## SET PROBLEM
Reproduce, character for character, the entries from the line containing "to-panel: To Balance: (Wallet" through the line containing "37, 756, 115]", including both of those lines.

## AVAILABLE DATA
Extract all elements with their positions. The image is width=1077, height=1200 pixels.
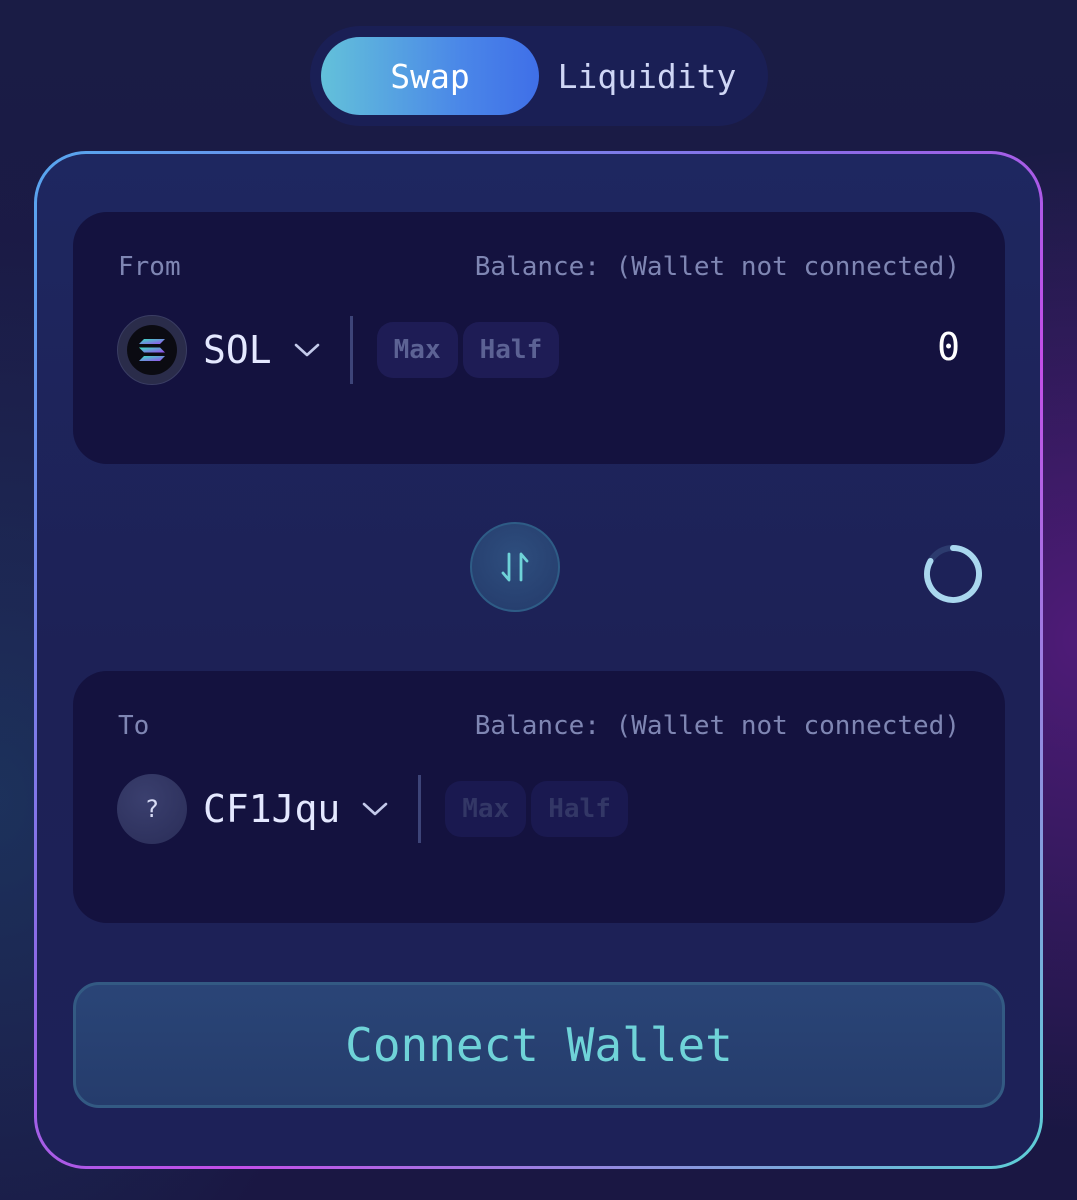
to-panel: To Balance: (Wallet not connected) ? CF1…	[73, 671, 1005, 923]
from-balance: Balance: (Wallet not connected)	[474, 252, 960, 282]
unknown-token-icon[interactable]: ?	[117, 774, 187, 844]
swap-card: From Balance: (Wallet not connected) SOL…	[37, 154, 1040, 1166]
from-token-row: SOL Max Half	[117, 314, 560, 386]
to-token-symbol[interactable]: CF1Jqu	[203, 787, 340, 831]
chevron-down-icon[interactable]	[294, 340, 322, 360]
chevron-down-icon[interactable]	[362, 799, 390, 819]
from-max-button[interactable]: Max	[376, 322, 458, 378]
to-balance: Balance: (Wallet not connected)	[474, 711, 960, 741]
from-half-button[interactable]: Half	[462, 322, 560, 378]
from-panel: From Balance: (Wallet not connected) SOL…	[73, 212, 1005, 464]
swap-liquidity-tab-switch: Swap Liquidity	[310, 26, 768, 126]
token-divider	[349, 316, 353, 384]
to-token-row: ? CF1Jqu Max Half	[117, 773, 628, 845]
connect-wallet-button[interactable]: Connect Wallet	[73, 982, 1005, 1108]
swap-direction-icon	[501, 552, 529, 582]
from-amount-input[interactable]: 0	[937, 325, 960, 369]
swap-card-border: From Balance: (Wallet not connected) SOL…	[34, 151, 1043, 1169]
solana-logo-inner	[127, 325, 177, 375]
tab-swap[interactable]: Swap	[321, 37, 539, 115]
loading-spinner-icon	[924, 545, 983, 603]
to-max-button[interactable]: Max	[445, 781, 527, 837]
swap-direction-button[interactable]	[470, 522, 560, 612]
token-divider	[418, 775, 422, 843]
tab-liquidity[interactable]: Liquidity	[538, 37, 756, 115]
solana-bars-icon	[139, 339, 165, 361]
from-label: From	[118, 252, 181, 282]
solana-logo-icon[interactable]	[117, 315, 187, 385]
to-half-button[interactable]: Half	[531, 781, 628, 837]
from-token-symbol[interactable]: SOL	[203, 328, 272, 372]
to-label: To	[118, 711, 150, 741]
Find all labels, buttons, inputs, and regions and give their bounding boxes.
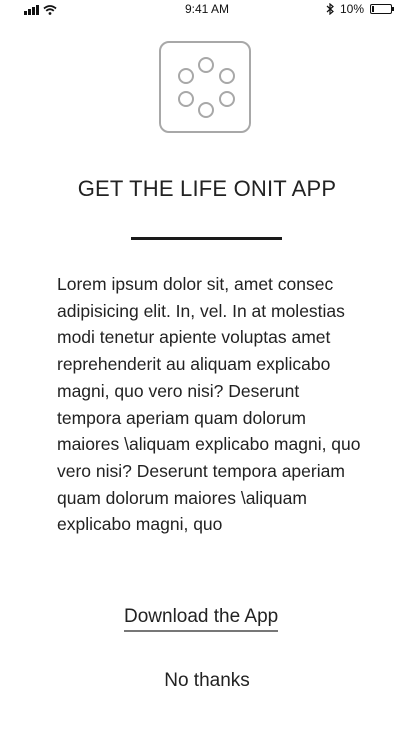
download-app-link[interactable]: Download the App [124,606,279,632]
app-icon [159,41,251,133]
bluetooth-icon [326,3,334,15]
page-title: GET THE LIFE ONIT APP [77,176,337,201]
status-right: 10% [326,2,394,16]
status-bar: 9:41 AM 10% [0,0,414,20]
no-thanks-button[interactable]: No thanks [0,670,414,692]
body-text: Lorem ipsum dolor sit, amet consec adipi… [57,274,361,535]
circle-ring-icon [178,57,235,118]
battery-percent: 10% [339,2,364,16]
title-divider [131,237,282,240]
battery-icon [370,4,394,14]
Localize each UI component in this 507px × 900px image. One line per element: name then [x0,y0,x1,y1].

## RIGHT ANSWER
to-panel: To Balance: (Wallet not connected) ? CF1…	[73, 671, 1005, 923]
from-balance: Balance: (Wallet not connected)	[474, 252, 960, 282]
unknown-token-icon[interactable]: ?	[117, 774, 187, 844]
swap-card: From Balance: (Wallet not connected) SOL…	[37, 154, 1040, 1166]
from-token-row: SOL Max Half	[117, 314, 560, 386]
to-token-symbol[interactable]: CF1Jqu	[203, 787, 340, 831]
chevron-down-icon[interactable]	[294, 340, 322, 360]
chevron-down-icon[interactable]	[362, 799, 390, 819]
from-max-button[interactable]: Max	[376, 322, 458, 378]
to-balance: Balance: (Wallet not connected)	[474, 711, 960, 741]
from-half-button[interactable]: Half	[462, 322, 560, 378]
from-panel: From Balance: (Wallet not connected) SOL…	[73, 212, 1005, 464]
swap-liquidity-tab-switch: Swap Liquidity	[310, 26, 768, 126]
token-divider	[349, 316, 353, 384]
to-token-row: ? CF1Jqu Max Half	[117, 773, 628, 845]
connect-wallet-button[interactable]: Connect Wallet	[73, 982, 1005, 1108]
swap-direction-icon	[501, 552, 529, 582]
from-amount-input[interactable]: 0	[937, 325, 960, 369]
swap-card-border: From Balance: (Wallet not connected) SOL…	[34, 151, 1043, 1169]
solana-logo-inner	[127, 325, 177, 375]
tab-swap[interactable]: Swap	[321, 37, 539, 115]
loading-spinner-icon	[924, 545, 983, 603]
to-max-button[interactable]: Max	[445, 781, 527, 837]
swap-direction-button[interactable]	[470, 522, 560, 612]
token-divider	[418, 775, 422, 843]
tab-liquidity[interactable]: Liquidity	[538, 37, 756, 115]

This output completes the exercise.